▶ [Request]:
Print the listing in its entirety and exactly, leaving out images.

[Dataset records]
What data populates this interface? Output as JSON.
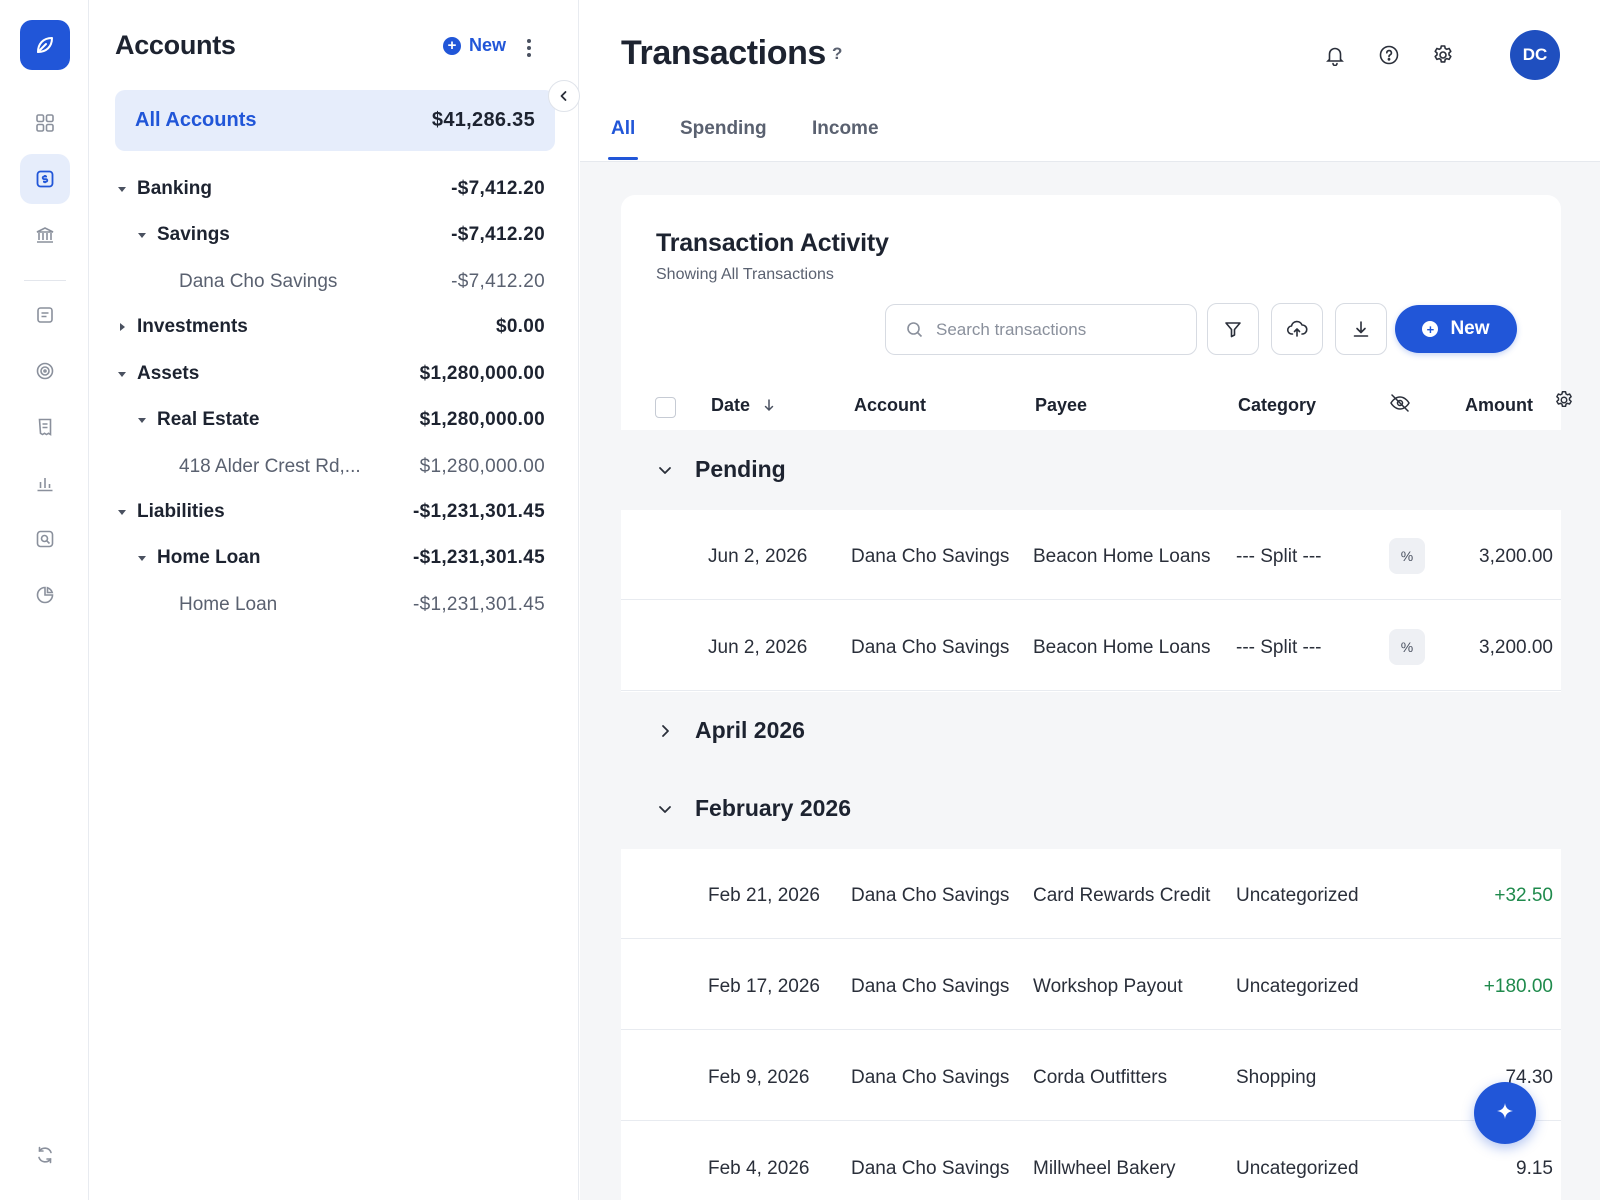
{
  "accounts_panel": {
    "title": "Accounts",
    "new_label": "New",
    "all_accounts": {
      "label": "All Accounts",
      "amount": "$41,286.35"
    },
    "tree": [
      {
        "name": "Banking",
        "amount": "-$7,412.20",
        "level": 0,
        "expanded": true
      },
      {
        "name": "Savings",
        "amount": "-$7,412.20",
        "level": 1,
        "expanded": true
      },
      {
        "name": "Dana Cho Savings",
        "amount": "-$7,412.20",
        "level": 2
      },
      {
        "name": "Investments",
        "amount": "$0.00",
        "level": 0,
        "expanded": false
      },
      {
        "name": "Assets",
        "amount": "$1,280,000.00",
        "level": 0,
        "expanded": true
      },
      {
        "name": "Real Estate",
        "amount": "$1,280,000.00",
        "level": 1,
        "expanded": true
      },
      {
        "name": "418 Alder Crest Rd,...",
        "amount": "$1,280,000.00",
        "level": 2
      },
      {
        "name": "Liabilities",
        "amount": "-$1,231,301.45",
        "level": 0,
        "expanded": true
      },
      {
        "name": "Home Loan",
        "amount": "-$1,231,301.45",
        "level": 1,
        "expanded": true
      },
      {
        "name": "Home Loan",
        "amount": "-$1,231,301.45",
        "level": 2
      }
    ]
  },
  "header": {
    "title": "Transactions",
    "help": "?",
    "avatar_initials": "DC",
    "tabs": [
      {
        "label": "All",
        "active": true
      },
      {
        "label": "Spending",
        "active": false
      },
      {
        "label": "Income",
        "active": false
      }
    ]
  },
  "activity": {
    "title": "Transaction Activity",
    "subtitle": "Showing All Transactions",
    "search_placeholder": "Search transactions",
    "new_label": "New",
    "columns": {
      "date": "Date",
      "account": "Account",
      "payee": "Payee",
      "category": "Category",
      "amount": "Amount"
    },
    "groups": [
      {
        "label": "Pending",
        "expanded": true,
        "rows": [
          {
            "date": "Jun 2, 2026",
            "account": "Dana Cho Savings",
            "payee": "Beacon Home Loans",
            "category": "--- Split ---",
            "split": true,
            "amount": "3,200.00",
            "positive": false
          },
          {
            "date": "Jun 2, 2026",
            "account": "Dana Cho Savings",
            "payee": "Beacon Home Loans",
            "category": "--- Split ---",
            "split": true,
            "amount": "3,200.00",
            "positive": false
          }
        ]
      },
      {
        "label": "April 2026",
        "expanded": false,
        "rows": []
      },
      {
        "label": "February 2026",
        "expanded": true,
        "rows": [
          {
            "date": "Feb 21, 2026",
            "account": "Dana Cho Savings",
            "payee": "Card Rewards Credit",
            "category": "Uncategorized",
            "split": false,
            "amount": "+32.50",
            "positive": true
          },
          {
            "date": "Feb 17, 2026",
            "account": "Dana Cho Savings",
            "payee": "Workshop Payout",
            "category": "Uncategorized",
            "split": false,
            "amount": "+180.00",
            "positive": true
          },
          {
            "date": "Feb 9, 2026",
            "account": "Dana Cho Savings",
            "payee": "Corda Outfitters",
            "category": "Shopping",
            "split": false,
            "amount": "74.30",
            "positive": false
          },
          {
            "date": "Feb 4, 2026",
            "account": "Dana Cho Savings",
            "payee": "Millwheel Bakery",
            "category": "Uncategorized",
            "split": false,
            "amount": "9.15",
            "positive": false
          }
        ]
      }
    ]
  },
  "colors": {
    "accent": "#2156d8",
    "positive": "#1f8a4c",
    "active_bg": "#e6edfb"
  },
  "icons": {
    "rail": [
      "leaf-logo-icon",
      "dashboard-icon",
      "transactions-icon",
      "bank-icon",
      "notes-icon",
      "goals-icon",
      "receipt-icon",
      "bar-chart-icon",
      "search-report-icon",
      "pie-chart-icon",
      "sync-icon"
    ],
    "top": [
      "bell-icon",
      "help-circle-icon",
      "gear-icon"
    ],
    "toolbar": [
      "search-icon",
      "filter-icon",
      "upload-icon",
      "download-icon"
    ]
  }
}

▶ [Finished exercise]:
What data populates this interface? Output as JSON.
{
  "accounts_panel": {
    "title": "Accounts",
    "new_label": "New",
    "all_accounts": {
      "label": "All Accounts",
      "amount": "$41,286.35"
    },
    "tree": [
      {
        "name": "Banking",
        "amount": "-$7,412.20",
        "level": 0,
        "expanded": true
      },
      {
        "name": "Savings",
        "amount": "-$7,412.20",
        "level": 1,
        "expanded": true
      },
      {
        "name": "Dana Cho Savings",
        "amount": "-$7,412.20",
        "level": 2
      },
      {
        "name": "Investments",
        "amount": "$0.00",
        "level": 0,
        "expanded": false
      },
      {
        "name": "Assets",
        "amount": "$1,280,000.00",
        "level": 0,
        "expanded": true
      },
      {
        "name": "Real Estate",
        "amount": "$1,280,000.00",
        "level": 1,
        "expanded": true
      },
      {
        "name": "418 Alder Crest Rd,...",
        "amount": "$1,280,000.00",
        "level": 2
      },
      {
        "name": "Liabilities",
        "amount": "-$1,231,301.45",
        "level": 0,
        "expanded": true
      },
      {
        "name": "Home Loan",
        "amount": "-$1,231,301.45",
        "level": 1,
        "expanded": true
      },
      {
        "name": "Home Loan",
        "amount": "-$1,231,301.45",
        "level": 2
      }
    ]
  },
  "header": {
    "title": "Transactions",
    "help": "?",
    "avatar_initials": "DC",
    "tabs": [
      {
        "label": "All",
        "active": true
      },
      {
        "label": "Spending",
        "active": false
      },
      {
        "label": "Income",
        "active": false
      }
    ]
  },
  "activity": {
    "title": "Transaction Activity",
    "subtitle": "Showing All Transactions",
    "search_placeholder": "Search transactions",
    "new_label": "New",
    "columns": {
      "date": "Date",
      "account": "Account",
      "payee": "Payee",
      "category": "Category",
      "amount": "Amount"
    },
    "groups": [
      {
        "label": "Pending",
        "expanded": true,
        "rows": [
          {
            "date": "Jun 2, 2026",
            "account": "Dana Cho Savings",
            "payee": "Beacon Home Loans",
            "category": "--- Split ---",
            "split": true,
            "amount": "3,200.00",
            "positive": false
          },
          {
            "date": "Jun 2, 2026",
            "account": "Dana Cho Savings",
            "payee": "Beacon Home Loans",
            "category": "--- Split ---",
            "split": true,
            "amount": "3,200.00",
            "positive": false
          }
        ]
      },
      {
        "label": "April 2026",
        "expanded": false,
        "rows": []
      },
      {
        "label": "February 2026",
        "expanded": true,
        "rows": [
          {
            "date": "Feb 21, 2026",
            "account": "Dana Cho Savings",
            "payee": "Card Rewards Credit",
            "category": "Uncategorized",
            "split": false,
            "amount": "+32.50",
            "positive": true
          },
          {
            "date": "Feb 17, 2026",
            "account": "Dana Cho Savings",
            "payee": "Workshop Payout",
            "category": "Uncategorized",
            "split": false,
            "amount": "+180.00",
            "positive": true
          },
          {
            "date": "Feb 9, 2026",
            "account": "Dana Cho Savings",
            "payee": "Corda Outfitters",
            "category": "Shopping",
            "split": false,
            "amount": "74.30",
            "positive": false
          },
          {
            "date": "Feb 4, 2026",
            "account": "Dana Cho Savings",
            "payee": "Millwheel Bakery",
            "category": "Uncategorized",
            "split": false,
            "amount": "9.15",
            "positive": false
          }
        ]
      }
    ]
  },
  "colors": {
    "accent": "#2156d8",
    "positive": "#1f8a4c",
    "active_bg": "#e6edfb"
  },
  "icons": {
    "rail": [
      "leaf-logo-icon",
      "dashboard-icon",
      "transactions-icon",
      "bank-icon",
      "notes-icon",
      "goals-icon",
      "receipt-icon",
      "bar-chart-icon",
      "search-report-icon",
      "pie-chart-icon",
      "sync-icon"
    ],
    "top": [
      "bell-icon",
      "help-circle-icon",
      "gear-icon"
    ],
    "toolbar": [
      "search-icon",
      "filter-icon",
      "upload-icon",
      "download-icon"
    ]
  }
}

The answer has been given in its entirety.